TASK TO COMPLETE:
In the forum excerpt, what does the poster explain a "foot feed" is?

PS...one of my favorite 'specialty' words came from a poster to RTF that we haven't seen on board for quite a while, and I miss his jocularity and poignancy in his answers to the ignorant...asshat. Where are you, Hew???

murral stark
11-16-2012, 04:18 PM
Here's another one. pilloried

murral stark
11-16-2012, 07:35 PM
I have said from forever RTF is a group of us standing at the tail gate of the pick up after runnin' our dogs.
I type just as if I was talking to you. I can say for sure I have never typed something I would not say to somebodys face.
Only better thing is here I can spell wrong to add humor now and again. I also very much enjoy words. Again back to grade school spelling and vocab lists. I will both talk, and type in the words my Grandfather and Grandmother used as I lived with them from '68 to '79. I used to think of myself the the worlds youngest depresion era baby. I like words like bill fold and trousers and foot feed (thats a gas pedal kids)

Murral, could you give some examples of these $5 words please?

Here are a few in this post by HPL. Although there was a meaning given for the words.

EXTRACTED INFORMATION:
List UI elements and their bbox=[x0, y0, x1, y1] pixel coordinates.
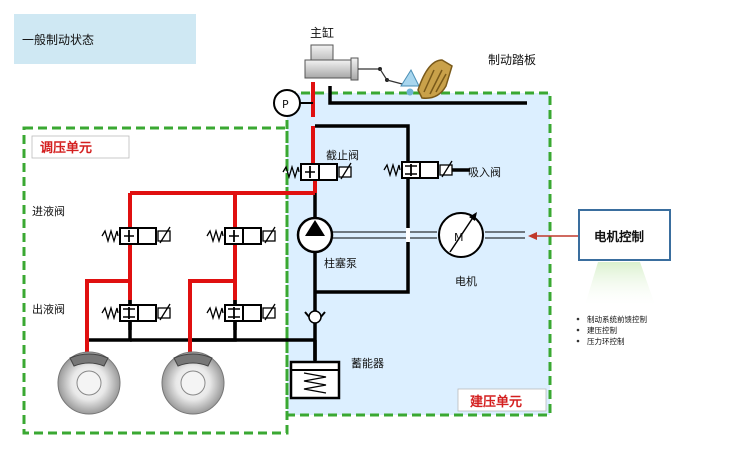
outlet-valve-front bbox=[101, 303, 171, 322]
master-cylinder bbox=[304, 44, 407, 86]
suction-valve bbox=[383, 160, 453, 179]
master-cylinder-label: 主缸 bbox=[310, 25, 334, 40]
motor-control-glow bbox=[585, 262, 655, 305]
pressure-sensor bbox=[273, 89, 301, 117]
state-title-box bbox=[14, 14, 196, 64]
check-valve bbox=[304, 310, 326, 326]
regulating-unit-label: 调压单元 bbox=[40, 140, 92, 156]
control-arrow-head bbox=[528, 232, 537, 240]
accumulator-label: 蓄能器 bbox=[351, 356, 384, 370]
motor-symbol: M bbox=[454, 231, 464, 244]
outlet-valve-label: 出液阀 bbox=[32, 302, 65, 316]
motor-control-box bbox=[578, 209, 671, 261]
motor-control-item: 制动系统前馈控制 bbox=[587, 314, 647, 324]
brake-pedal-icon bbox=[417, 59, 453, 99]
inlet-valve-front bbox=[101, 226, 171, 245]
inlet-valve-rear bbox=[206, 226, 276, 245]
motor bbox=[438, 212, 484, 258]
shaft-coupling bbox=[406, 228, 410, 242]
motor-control-item: 压力环控制 bbox=[587, 336, 625, 346]
suction-valve-label: 吸入阀 bbox=[468, 165, 501, 179]
valves bbox=[101, 160, 453, 322]
motor-label: 电机 bbox=[455, 274, 477, 288]
plunger-pump-label: 柱塞泵 bbox=[324, 256, 357, 270]
motor-control-item: 建压控制 bbox=[587, 325, 617, 335]
motor-control-list: 制动系统前馈控制 建压控制 压力环控制 bbox=[576, 314, 647, 346]
pedal-sensor bbox=[400, 68, 420, 96]
cutoff-valve-label: 截止阀 bbox=[326, 148, 359, 162]
inlet-valve-label: 进液阀 bbox=[32, 204, 65, 218]
state-title: 一般制动状态 bbox=[22, 32, 94, 47]
accumulator bbox=[289, 360, 341, 400]
motor-control-label: 电机控制 bbox=[594, 229, 644, 244]
build-unit-label-box bbox=[457, 388, 547, 412]
brake-disc-front bbox=[57, 351, 121, 415]
pressure-sensor-symbol: P bbox=[282, 98, 289, 111]
pressure-regulating-unit-box bbox=[22, 126, 289, 435]
motor-shaft bbox=[333, 231, 525, 239]
outlet-valve-rear bbox=[206, 303, 276, 322]
cutoff-valve bbox=[282, 162, 352, 181]
brake-disc-rear bbox=[161, 351, 225, 415]
plunger-pump bbox=[296, 216, 334, 254]
regulating-unit-label-box bbox=[31, 135, 130, 159]
build-unit-label: 建压单元 bbox=[470, 394, 522, 410]
brake-pedal-label: 制动踏板 bbox=[488, 53, 536, 67]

RESULT FOR THIS EXERCISE:
A gas pedal.